_PROVIDED RECORDS_:
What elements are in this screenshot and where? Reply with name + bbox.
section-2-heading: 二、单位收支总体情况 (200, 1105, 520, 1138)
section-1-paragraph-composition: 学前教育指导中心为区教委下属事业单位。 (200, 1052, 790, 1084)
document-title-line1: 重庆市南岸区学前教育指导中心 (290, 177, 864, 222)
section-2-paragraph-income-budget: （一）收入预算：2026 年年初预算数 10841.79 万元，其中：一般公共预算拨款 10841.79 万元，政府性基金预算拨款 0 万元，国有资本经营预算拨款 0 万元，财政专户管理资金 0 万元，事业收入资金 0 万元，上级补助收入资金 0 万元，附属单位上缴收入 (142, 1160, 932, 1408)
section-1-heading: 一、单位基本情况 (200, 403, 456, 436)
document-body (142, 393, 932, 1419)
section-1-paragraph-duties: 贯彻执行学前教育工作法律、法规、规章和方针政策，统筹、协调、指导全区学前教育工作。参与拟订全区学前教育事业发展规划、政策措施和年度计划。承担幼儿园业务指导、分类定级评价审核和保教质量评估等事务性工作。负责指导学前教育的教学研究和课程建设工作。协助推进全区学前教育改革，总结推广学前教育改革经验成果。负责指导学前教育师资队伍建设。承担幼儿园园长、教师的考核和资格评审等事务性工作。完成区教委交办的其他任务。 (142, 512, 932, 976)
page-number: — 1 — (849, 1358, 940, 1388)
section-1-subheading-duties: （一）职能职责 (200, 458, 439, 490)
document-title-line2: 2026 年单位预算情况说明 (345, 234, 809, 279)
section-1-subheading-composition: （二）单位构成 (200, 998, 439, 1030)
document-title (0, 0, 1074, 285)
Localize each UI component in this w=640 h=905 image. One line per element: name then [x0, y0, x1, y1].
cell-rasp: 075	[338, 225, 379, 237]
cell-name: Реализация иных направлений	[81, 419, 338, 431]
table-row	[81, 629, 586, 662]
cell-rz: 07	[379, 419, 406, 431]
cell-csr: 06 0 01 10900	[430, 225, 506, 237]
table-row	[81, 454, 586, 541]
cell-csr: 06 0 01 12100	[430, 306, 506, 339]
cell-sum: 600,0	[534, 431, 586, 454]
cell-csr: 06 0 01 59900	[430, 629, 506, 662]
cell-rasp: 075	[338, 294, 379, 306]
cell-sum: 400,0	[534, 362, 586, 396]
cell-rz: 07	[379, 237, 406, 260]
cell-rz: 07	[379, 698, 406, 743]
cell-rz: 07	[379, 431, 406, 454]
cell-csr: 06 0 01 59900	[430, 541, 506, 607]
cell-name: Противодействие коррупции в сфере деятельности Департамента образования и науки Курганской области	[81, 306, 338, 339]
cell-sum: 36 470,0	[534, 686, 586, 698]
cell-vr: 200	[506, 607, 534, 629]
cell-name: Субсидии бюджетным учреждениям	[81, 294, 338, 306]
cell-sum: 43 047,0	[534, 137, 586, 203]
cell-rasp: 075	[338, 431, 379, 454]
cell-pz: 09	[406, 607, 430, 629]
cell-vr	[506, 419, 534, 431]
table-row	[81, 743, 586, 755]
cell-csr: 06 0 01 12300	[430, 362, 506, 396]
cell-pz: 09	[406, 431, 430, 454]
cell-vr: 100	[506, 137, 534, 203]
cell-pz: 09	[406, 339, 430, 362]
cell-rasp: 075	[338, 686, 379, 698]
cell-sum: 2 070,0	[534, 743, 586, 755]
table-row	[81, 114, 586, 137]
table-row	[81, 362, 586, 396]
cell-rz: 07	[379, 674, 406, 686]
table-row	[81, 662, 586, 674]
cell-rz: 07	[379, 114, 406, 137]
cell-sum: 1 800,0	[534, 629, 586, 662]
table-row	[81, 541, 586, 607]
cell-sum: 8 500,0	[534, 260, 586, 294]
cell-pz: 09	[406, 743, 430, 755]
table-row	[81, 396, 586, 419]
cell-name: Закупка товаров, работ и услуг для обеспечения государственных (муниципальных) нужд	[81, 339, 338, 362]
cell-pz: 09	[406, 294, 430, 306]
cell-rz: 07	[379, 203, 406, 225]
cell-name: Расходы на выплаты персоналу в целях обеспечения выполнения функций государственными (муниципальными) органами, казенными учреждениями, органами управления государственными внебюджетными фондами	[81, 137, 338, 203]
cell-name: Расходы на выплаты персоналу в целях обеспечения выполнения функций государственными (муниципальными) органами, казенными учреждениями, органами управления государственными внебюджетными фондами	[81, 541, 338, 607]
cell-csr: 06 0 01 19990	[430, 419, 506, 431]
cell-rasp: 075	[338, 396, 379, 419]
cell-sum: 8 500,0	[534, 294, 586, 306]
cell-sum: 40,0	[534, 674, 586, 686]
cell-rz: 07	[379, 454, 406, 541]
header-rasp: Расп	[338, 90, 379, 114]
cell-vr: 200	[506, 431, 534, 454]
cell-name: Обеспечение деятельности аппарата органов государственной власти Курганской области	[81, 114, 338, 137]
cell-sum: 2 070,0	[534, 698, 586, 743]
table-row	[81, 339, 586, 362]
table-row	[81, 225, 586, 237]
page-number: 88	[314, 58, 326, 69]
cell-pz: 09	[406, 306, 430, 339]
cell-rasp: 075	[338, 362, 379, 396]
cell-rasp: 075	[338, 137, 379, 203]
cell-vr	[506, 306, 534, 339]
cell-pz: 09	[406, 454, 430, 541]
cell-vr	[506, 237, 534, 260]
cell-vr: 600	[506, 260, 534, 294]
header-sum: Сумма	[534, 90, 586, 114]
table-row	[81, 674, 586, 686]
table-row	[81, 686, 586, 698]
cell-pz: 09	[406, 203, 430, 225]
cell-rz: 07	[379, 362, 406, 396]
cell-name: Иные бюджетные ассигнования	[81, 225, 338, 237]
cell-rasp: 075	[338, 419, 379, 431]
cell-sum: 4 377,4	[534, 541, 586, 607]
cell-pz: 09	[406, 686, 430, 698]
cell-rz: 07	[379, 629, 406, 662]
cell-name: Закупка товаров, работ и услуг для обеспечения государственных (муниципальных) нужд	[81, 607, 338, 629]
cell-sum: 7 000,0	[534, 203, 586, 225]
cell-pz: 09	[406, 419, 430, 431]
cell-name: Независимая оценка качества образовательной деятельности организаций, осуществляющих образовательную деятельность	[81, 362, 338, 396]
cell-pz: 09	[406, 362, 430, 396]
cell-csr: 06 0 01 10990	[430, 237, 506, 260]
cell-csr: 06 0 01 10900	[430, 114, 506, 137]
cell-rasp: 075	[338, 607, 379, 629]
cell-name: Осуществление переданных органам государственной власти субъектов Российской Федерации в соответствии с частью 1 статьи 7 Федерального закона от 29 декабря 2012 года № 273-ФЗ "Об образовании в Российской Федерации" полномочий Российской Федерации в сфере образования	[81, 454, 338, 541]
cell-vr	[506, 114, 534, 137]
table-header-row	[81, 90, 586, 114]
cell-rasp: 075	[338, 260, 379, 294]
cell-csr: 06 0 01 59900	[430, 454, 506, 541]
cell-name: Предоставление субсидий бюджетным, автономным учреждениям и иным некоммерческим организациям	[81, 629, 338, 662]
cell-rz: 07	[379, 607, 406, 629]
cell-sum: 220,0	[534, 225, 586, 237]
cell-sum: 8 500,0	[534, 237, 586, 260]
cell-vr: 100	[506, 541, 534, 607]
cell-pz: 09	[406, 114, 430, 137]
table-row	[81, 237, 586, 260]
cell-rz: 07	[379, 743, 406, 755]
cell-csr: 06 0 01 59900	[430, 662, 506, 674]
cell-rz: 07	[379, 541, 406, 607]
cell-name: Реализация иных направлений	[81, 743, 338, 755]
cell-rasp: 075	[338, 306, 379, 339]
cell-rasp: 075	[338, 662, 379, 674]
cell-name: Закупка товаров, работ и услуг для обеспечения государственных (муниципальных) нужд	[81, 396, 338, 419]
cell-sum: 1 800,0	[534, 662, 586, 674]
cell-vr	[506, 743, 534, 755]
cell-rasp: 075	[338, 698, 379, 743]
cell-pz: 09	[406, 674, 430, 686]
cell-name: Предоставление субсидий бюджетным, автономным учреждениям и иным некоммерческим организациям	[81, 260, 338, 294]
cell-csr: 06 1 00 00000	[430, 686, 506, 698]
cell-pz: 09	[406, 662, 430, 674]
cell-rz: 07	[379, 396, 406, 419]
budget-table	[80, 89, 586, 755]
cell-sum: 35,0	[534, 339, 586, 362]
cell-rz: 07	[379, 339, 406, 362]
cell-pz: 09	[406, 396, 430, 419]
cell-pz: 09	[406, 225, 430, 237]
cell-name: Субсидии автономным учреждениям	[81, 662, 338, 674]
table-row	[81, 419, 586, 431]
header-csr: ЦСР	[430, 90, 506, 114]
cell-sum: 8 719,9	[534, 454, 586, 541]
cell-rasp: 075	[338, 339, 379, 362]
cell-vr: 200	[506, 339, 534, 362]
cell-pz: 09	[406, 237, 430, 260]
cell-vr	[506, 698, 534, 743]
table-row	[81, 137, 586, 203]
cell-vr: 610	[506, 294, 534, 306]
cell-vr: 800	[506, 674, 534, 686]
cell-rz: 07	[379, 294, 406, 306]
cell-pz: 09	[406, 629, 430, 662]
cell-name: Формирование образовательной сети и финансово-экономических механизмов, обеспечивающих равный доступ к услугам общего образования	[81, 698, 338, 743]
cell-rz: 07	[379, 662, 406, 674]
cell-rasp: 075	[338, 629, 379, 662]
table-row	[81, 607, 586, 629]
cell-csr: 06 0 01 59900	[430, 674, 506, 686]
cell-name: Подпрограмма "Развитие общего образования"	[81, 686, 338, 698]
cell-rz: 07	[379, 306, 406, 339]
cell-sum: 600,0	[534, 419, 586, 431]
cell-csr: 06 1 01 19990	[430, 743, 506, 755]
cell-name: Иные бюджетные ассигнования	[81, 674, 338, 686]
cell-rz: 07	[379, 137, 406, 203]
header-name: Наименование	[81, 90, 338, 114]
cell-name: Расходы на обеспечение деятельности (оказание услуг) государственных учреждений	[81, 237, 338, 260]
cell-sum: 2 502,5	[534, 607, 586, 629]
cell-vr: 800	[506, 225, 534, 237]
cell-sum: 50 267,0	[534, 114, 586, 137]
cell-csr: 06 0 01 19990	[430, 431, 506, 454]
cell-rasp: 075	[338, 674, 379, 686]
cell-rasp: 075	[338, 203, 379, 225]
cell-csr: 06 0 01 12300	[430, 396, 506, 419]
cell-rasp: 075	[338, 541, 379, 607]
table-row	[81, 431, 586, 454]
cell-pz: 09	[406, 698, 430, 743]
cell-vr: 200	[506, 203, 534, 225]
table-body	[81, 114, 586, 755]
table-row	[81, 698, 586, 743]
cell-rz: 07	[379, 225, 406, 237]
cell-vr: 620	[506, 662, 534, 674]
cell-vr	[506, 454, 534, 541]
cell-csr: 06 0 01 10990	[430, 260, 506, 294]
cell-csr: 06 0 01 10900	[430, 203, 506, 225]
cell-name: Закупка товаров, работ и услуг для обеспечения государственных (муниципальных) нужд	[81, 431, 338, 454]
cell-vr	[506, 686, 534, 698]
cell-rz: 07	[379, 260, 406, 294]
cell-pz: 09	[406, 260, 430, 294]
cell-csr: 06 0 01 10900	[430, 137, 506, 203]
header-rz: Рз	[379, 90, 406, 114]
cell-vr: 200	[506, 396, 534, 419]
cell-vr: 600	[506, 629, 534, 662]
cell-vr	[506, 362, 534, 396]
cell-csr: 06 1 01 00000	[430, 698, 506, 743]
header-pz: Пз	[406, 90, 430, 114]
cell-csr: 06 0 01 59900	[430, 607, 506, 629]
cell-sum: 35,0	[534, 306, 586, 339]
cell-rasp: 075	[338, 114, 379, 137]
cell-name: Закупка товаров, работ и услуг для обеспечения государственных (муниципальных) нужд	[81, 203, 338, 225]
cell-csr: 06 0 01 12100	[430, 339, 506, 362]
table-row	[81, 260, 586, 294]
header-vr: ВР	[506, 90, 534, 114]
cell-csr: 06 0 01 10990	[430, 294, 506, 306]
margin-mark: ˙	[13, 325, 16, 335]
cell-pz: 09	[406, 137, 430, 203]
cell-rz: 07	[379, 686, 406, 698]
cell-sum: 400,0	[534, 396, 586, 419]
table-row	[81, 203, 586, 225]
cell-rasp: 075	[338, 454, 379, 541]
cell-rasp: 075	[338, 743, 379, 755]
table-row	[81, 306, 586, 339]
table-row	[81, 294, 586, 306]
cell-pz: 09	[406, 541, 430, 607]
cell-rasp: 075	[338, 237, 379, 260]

_WHAT IS BEING ASKED_:
Please write out the rows from the very first one through the one containing "document-title-line1: 重庆市南岸区学前教育指导中心 (290, 177, 864, 222)", both included, as a numbered list with any blank lines left out.

_EXERCISE ANSWER_:
1. What elements are in this screenshot and where? Reply with name + bbox.
2. section-2-heading: 二、单位收支总体情况 (200, 1105, 520, 1138)
3. section-1-paragraph-composition: 学前教育指导中心为区教委下属事业单位。 (200, 1052, 790, 1084)
4. document-title-line1: 重庆市南岸区学前教育指导中心 (290, 177, 864, 222)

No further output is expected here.